_What is required_
Copy all lines that contain the word "status".

* Start Raw records *

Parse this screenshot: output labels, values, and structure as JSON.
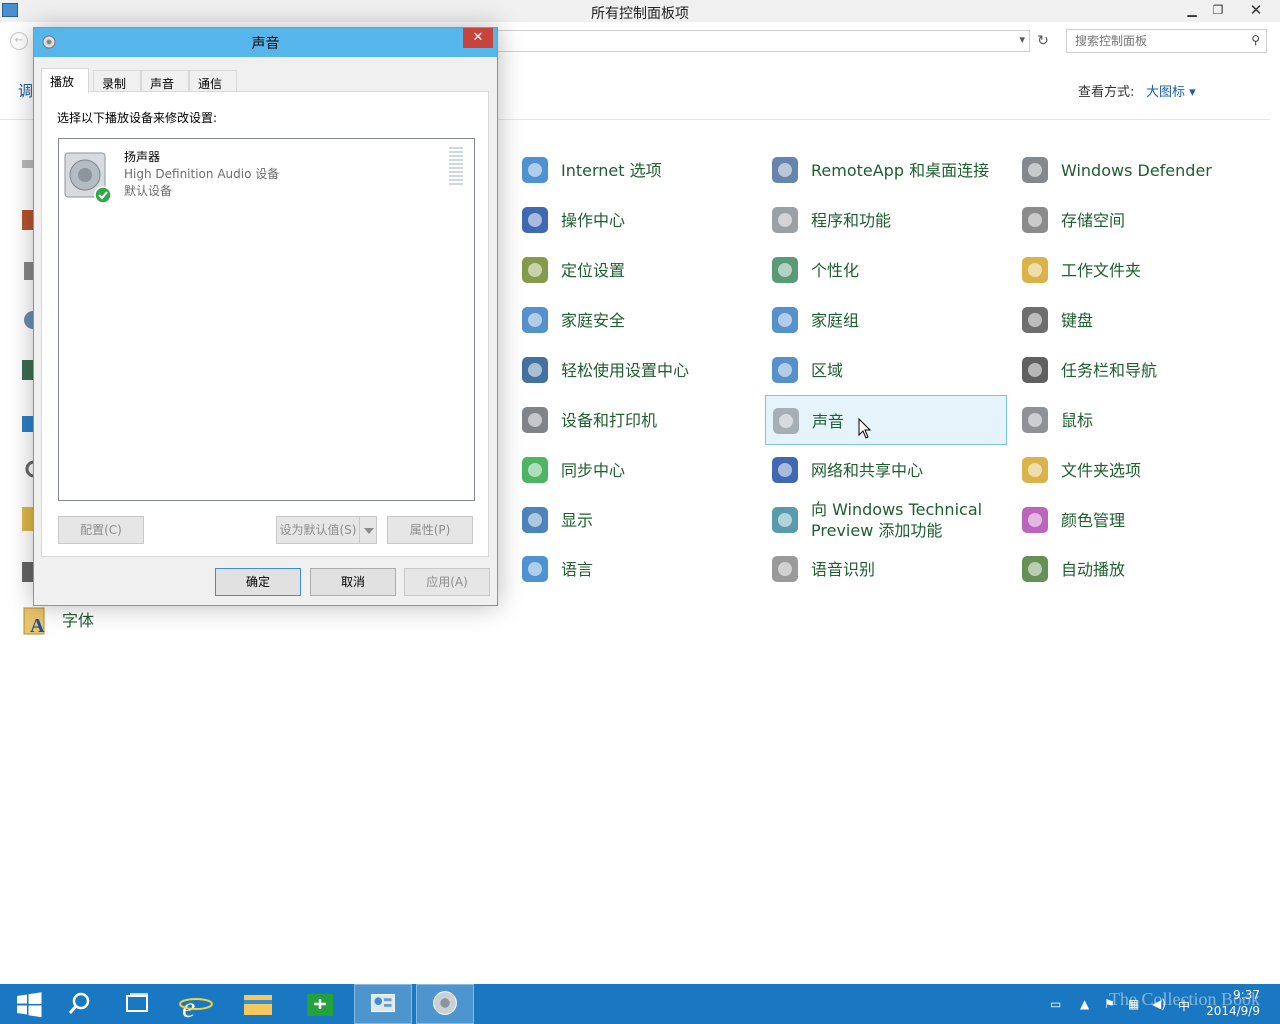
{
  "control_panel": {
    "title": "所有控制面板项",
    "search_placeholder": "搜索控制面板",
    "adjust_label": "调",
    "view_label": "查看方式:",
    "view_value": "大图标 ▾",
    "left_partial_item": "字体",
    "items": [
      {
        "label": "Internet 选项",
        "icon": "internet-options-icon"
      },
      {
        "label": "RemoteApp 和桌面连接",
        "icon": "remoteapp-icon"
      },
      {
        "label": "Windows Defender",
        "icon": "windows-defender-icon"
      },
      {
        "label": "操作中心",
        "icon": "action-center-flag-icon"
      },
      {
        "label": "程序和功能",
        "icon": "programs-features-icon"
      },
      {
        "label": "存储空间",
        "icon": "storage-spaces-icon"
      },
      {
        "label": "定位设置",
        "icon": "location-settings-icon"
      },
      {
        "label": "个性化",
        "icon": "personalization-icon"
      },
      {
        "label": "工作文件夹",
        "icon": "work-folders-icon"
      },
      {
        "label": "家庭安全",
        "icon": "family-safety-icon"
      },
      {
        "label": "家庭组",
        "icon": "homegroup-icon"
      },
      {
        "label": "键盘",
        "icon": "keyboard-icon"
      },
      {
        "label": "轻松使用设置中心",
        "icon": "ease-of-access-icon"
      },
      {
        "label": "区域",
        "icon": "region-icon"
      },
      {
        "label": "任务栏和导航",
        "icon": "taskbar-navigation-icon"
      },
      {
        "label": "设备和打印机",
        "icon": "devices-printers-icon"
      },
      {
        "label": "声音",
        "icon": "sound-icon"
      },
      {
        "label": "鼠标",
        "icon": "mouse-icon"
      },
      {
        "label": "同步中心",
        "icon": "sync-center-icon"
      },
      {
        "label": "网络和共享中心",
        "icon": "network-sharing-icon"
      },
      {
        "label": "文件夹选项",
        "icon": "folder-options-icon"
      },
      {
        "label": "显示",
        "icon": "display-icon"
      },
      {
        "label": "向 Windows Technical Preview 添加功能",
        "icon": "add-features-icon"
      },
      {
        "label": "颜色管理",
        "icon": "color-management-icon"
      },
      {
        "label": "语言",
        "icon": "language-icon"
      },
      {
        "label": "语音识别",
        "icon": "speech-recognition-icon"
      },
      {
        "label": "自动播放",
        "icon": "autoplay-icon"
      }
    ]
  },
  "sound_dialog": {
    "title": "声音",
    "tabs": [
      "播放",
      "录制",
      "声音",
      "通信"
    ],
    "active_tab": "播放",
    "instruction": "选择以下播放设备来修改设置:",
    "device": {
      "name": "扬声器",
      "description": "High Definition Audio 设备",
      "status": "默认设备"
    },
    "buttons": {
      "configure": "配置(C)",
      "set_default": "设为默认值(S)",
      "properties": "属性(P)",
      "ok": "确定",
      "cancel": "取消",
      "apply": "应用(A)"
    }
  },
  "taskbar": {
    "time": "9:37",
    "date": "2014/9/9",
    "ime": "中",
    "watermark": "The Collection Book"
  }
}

* End Raw records *
* Start Raw records *

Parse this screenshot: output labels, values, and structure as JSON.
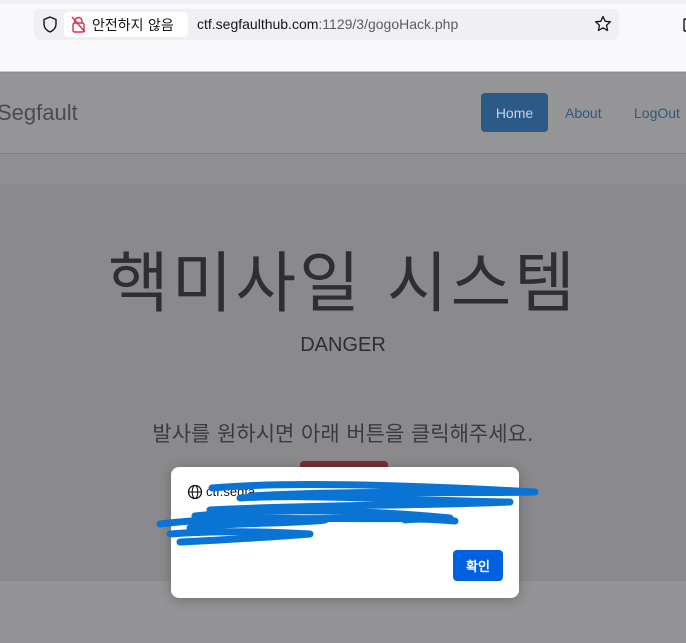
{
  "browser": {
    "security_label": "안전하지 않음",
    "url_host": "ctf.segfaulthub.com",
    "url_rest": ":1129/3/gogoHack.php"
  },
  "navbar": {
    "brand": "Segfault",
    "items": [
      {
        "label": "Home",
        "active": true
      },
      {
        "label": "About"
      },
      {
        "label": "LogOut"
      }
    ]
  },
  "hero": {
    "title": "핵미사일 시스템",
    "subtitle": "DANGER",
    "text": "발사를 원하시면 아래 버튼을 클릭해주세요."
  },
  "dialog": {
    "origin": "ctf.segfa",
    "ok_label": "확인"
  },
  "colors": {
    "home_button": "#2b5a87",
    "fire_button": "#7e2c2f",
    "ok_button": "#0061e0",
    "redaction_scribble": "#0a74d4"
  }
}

* End Raw records *
* Start Raw records *

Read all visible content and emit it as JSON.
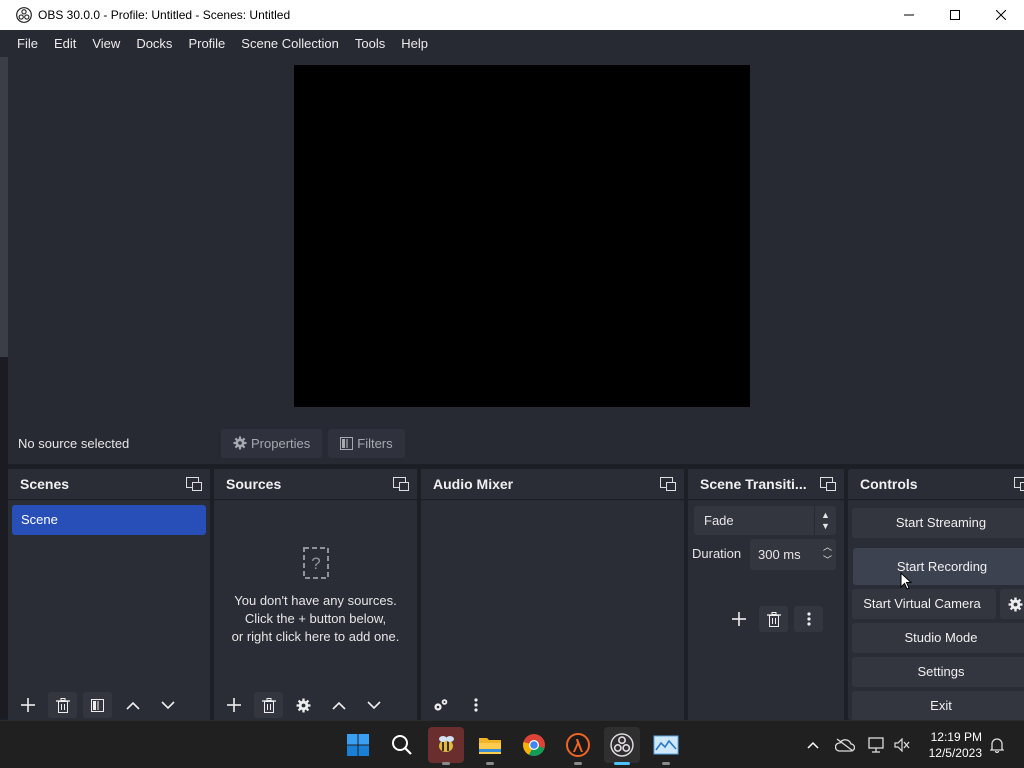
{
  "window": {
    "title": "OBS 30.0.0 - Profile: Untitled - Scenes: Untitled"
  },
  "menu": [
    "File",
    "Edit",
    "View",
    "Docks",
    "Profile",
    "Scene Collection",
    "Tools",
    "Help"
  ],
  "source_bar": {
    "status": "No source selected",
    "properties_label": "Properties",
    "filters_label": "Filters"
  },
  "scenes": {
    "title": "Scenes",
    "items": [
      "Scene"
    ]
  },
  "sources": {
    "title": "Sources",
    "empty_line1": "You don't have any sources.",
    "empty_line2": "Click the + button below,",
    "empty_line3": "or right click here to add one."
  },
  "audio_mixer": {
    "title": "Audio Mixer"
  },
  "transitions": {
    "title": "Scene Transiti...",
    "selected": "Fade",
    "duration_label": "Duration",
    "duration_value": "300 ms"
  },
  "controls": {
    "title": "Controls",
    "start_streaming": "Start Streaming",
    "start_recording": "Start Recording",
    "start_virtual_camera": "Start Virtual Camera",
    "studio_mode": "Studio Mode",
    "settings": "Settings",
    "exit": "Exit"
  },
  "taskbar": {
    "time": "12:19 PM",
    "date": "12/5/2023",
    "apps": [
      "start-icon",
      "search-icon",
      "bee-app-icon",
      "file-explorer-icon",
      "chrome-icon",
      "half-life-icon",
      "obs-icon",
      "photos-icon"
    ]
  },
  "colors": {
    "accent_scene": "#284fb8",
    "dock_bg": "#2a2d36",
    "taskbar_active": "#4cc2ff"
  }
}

* End Raw records *

_Expected answer_
      "status": "默认设备"
    "status": "No source selected",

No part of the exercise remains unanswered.